## WHAT TO PRODUCE:
Transcribe each record exactly. Include every one.
[START]
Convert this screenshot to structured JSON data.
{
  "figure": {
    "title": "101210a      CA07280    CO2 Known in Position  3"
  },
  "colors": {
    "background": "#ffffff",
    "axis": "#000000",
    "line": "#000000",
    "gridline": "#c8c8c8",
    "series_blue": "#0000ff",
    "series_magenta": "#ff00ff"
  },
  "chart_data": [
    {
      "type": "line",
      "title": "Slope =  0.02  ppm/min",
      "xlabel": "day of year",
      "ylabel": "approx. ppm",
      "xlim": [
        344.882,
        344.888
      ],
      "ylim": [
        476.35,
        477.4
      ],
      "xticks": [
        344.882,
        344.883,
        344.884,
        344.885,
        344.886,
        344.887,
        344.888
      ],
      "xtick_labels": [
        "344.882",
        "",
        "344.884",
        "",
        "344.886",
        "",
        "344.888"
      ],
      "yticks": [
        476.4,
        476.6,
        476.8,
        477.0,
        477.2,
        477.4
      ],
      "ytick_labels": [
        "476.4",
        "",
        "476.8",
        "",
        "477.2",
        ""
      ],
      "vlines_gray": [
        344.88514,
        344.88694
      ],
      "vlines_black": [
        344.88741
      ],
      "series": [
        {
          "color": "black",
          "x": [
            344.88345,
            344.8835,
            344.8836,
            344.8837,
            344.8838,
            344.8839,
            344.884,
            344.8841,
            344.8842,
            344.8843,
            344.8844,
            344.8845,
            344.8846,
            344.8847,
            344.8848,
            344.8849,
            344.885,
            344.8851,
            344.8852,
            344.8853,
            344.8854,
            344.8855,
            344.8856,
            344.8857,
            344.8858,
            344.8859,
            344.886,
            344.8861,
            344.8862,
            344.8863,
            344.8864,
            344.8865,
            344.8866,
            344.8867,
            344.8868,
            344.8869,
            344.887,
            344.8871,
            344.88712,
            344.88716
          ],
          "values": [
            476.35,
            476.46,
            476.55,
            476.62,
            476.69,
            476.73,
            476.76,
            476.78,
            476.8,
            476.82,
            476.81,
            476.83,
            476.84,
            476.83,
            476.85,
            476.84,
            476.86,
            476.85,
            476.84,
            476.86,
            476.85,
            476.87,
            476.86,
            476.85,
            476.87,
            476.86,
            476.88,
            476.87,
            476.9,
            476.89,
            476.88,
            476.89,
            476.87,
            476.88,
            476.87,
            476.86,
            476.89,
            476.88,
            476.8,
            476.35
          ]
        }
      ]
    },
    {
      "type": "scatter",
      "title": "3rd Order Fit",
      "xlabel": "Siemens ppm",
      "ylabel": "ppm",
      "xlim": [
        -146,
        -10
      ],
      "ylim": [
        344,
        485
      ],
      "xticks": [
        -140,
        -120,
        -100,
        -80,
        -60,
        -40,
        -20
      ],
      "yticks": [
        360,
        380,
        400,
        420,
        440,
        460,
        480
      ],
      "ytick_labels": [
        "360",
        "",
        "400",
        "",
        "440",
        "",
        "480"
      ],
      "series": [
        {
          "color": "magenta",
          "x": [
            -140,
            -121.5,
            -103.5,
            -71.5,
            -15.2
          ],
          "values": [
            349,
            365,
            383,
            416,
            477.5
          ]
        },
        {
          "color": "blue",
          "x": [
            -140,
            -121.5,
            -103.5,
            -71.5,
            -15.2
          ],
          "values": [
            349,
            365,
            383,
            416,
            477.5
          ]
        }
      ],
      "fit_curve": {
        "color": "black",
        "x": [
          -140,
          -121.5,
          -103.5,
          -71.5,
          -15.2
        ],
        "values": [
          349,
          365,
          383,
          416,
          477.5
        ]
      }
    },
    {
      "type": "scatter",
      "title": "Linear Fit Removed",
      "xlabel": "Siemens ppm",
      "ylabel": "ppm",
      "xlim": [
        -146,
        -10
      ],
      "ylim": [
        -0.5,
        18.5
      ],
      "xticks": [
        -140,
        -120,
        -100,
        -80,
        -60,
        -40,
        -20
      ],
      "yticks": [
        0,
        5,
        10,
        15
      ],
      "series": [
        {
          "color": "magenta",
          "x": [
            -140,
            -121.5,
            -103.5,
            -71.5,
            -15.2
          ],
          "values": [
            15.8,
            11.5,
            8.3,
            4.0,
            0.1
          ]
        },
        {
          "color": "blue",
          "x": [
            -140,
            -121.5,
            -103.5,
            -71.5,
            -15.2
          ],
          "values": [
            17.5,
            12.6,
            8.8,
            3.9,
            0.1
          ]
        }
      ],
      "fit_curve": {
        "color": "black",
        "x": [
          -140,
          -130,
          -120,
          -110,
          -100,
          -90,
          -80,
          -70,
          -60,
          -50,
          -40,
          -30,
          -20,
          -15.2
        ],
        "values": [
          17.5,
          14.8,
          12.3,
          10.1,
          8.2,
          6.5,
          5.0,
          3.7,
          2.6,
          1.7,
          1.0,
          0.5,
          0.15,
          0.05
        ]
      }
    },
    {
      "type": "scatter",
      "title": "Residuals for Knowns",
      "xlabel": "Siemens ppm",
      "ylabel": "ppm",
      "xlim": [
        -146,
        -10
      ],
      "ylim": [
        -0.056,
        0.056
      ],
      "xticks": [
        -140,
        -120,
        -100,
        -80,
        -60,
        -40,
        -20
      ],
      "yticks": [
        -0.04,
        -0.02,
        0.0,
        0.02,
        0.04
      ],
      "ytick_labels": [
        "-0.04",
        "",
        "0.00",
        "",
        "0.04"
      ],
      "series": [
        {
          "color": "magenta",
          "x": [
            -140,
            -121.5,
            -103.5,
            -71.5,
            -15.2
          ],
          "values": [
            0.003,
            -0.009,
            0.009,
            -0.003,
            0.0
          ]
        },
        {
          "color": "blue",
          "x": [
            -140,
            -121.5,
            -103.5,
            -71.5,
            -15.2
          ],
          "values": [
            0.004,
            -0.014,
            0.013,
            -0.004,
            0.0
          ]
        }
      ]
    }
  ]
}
[END]
## THE RESULT:
Convert this screenshot to structured JSON data.
{
  "figure": {
    "title": "101210a      CA07280    CO2 Known in Position  3"
  },
  "colors": {
    "background": "#ffffff",
    "axis": "#000000",
    "line": "#000000",
    "gridline": "#c8c8c8",
    "series_blue": "#0000ff",
    "series_magenta": "#ff00ff"
  },
  "chart_data": [
    {
      "type": "line",
      "title": "Slope =  0.02  ppm/min",
      "xlabel": "day of year",
      "ylabel": "approx. ppm",
      "xlim": [
        344.882,
        344.888
      ],
      "ylim": [
        476.35,
        477.4
      ],
      "xticks": [
        344.882,
        344.883,
        344.884,
        344.885,
        344.886,
        344.887,
        344.888
      ],
      "xtick_labels": [
        "344.882",
        "",
        "344.884",
        "",
        "344.886",
        "",
        "344.888"
      ],
      "yticks": [
        476.4,
        476.6,
        476.8,
        477.0,
        477.2,
        477.4
      ],
      "ytick_labels": [
        "476.4",
        "",
        "476.8",
        "",
        "477.2",
        ""
      ],
      "vlines_gray": [
        344.88514,
        344.88694
      ],
      "vlines_black": [
        344.88741
      ],
      "series": [
        {
          "color": "black",
          "x": [
            344.88345,
            344.8835,
            344.8836,
            344.8837,
            344.8838,
            344.8839,
            344.884,
            344.8841,
            344.8842,
            344.8843,
            344.8844,
            344.8845,
            344.8846,
            344.8847,
            344.8848,
            344.8849,
            344.885,
            344.8851,
            344.8852,
            344.8853,
            344.8854,
            344.8855,
            344.8856,
            344.8857,
            344.8858,
            344.8859,
            344.886,
            344.8861,
            344.8862,
            344.8863,
            344.8864,
            344.8865,
            344.8866,
            344.8867,
            344.8868,
            344.8869,
            344.887,
            344.8871,
            344.88712,
            344.88716
          ],
          "values": [
            476.35,
            476.46,
            476.55,
            476.62,
            476.69,
            476.73,
            476.76,
            476.78,
            476.8,
            476.82,
            476.81,
            476.83,
            476.84,
            476.83,
            476.85,
            476.84,
            476.86,
            476.85,
            476.84,
            476.86,
            476.85,
            476.87,
            476.86,
            476.85,
            476.87,
            476.86,
            476.88,
            476.87,
            476.9,
            476.89,
            476.88,
            476.89,
            476.87,
            476.88,
            476.87,
            476.86,
            476.89,
            476.88,
            476.8,
            476.35
          ]
        }
      ]
    },
    {
      "type": "scatter",
      "title": "3rd Order Fit",
      "xlabel": "Siemens ppm",
      "ylabel": "ppm",
      "xlim": [
        -146,
        -10
      ],
      "ylim": [
        344,
        485
      ],
      "xticks": [
        -140,
        -120,
        -100,
        -80,
        -60,
        -40,
        -20
      ],
      "yticks": [
        360,
        380,
        400,
        420,
        440,
        460,
        480
      ],
      "ytick_labels": [
        "360",
        "",
        "400",
        "",
        "440",
        "",
        "480"
      ],
      "series": [
        {
          "color": "magenta",
          "x": [
            -140,
            -121.5,
            -103.5,
            -71.5,
            -15.2
          ],
          "values": [
            349,
            365,
            383,
            416,
            477.5
          ]
        },
        {
          "color": "blue",
          "x": [
            -140,
            -121.5,
            -103.5,
            -71.5,
            -15.2
          ],
          "values": [
            349,
            365,
            383,
            416,
            477.5
          ]
        }
      ],
      "fit_curve": {
        "color": "black",
        "x": [
          -140,
          -121.5,
          -103.5,
          -71.5,
          -15.2
        ],
        "values": [
          349,
          365,
          383,
          416,
          477.5
        ]
      }
    },
    {
      "type": "scatter",
      "title": "Linear Fit Removed",
      "xlabel": "Siemens ppm",
      "ylabel": "ppm",
      "xlim": [
        -146,
        -10
      ],
      "ylim": [
        -0.5,
        18.5
      ],
      "xticks": [
        -140,
        -120,
        -100,
        -80,
        -60,
        -40,
        -20
      ],
      "yticks": [
        0,
        5,
        10,
        15
      ],
      "series": [
        {
          "color": "magenta",
          "x": [
            -140,
            -121.5,
            -103.5,
            -71.5,
            -15.2
          ],
          "values": [
            15.8,
            11.5,
            8.3,
            4.0,
            0.1
          ]
        },
        {
          "color": "blue",
          "x": [
            -140,
            -121.5,
            -103.5,
            -71.5,
            -15.2
          ],
          "values": [
            17.5,
            12.6,
            8.8,
            3.9,
            0.1
          ]
        }
      ],
      "fit_curve": {
        "color": "black",
        "x": [
          -140,
          -130,
          -120,
          -110,
          -100,
          -90,
          -80,
          -70,
          -60,
          -50,
          -40,
          -30,
          -20,
          -15.2
        ],
        "values": [
          17.5,
          14.8,
          12.3,
          10.1,
          8.2,
          6.5,
          5.0,
          3.7,
          2.6,
          1.7,
          1.0,
          0.5,
          0.15,
          0.05
        ]
      }
    },
    {
      "type": "scatter",
      "title": "Residuals for Knowns",
      "xlabel": "Siemens ppm",
      "ylabel": "ppm",
      "xlim": [
        -146,
        -10
      ],
      "ylim": [
        -0.056,
        0.056
      ],
      "xticks": [
        -140,
        -120,
        -100,
        -80,
        -60,
        -40,
        -20
      ],
      "yticks": [
        -0.04,
        -0.02,
        0.0,
        0.02,
        0.04
      ],
      "ytick_labels": [
        "-0.04",
        "",
        "0.00",
        "",
        "0.04"
      ],
      "series": [
        {
          "color": "magenta",
          "x": [
            -140,
            -121.5,
            -103.5,
            -71.5,
            -15.2
          ],
          "values": [
            0.003,
            -0.009,
            0.009,
            -0.003,
            0.0
          ]
        },
        {
          "color": "blue",
          "x": [
            -140,
            -121.5,
            -103.5,
            -71.5,
            -15.2
          ],
          "values": [
            0.004,
            -0.014,
            0.013,
            -0.004,
            0.0
          ]
        }
      ]
    }
  ]
}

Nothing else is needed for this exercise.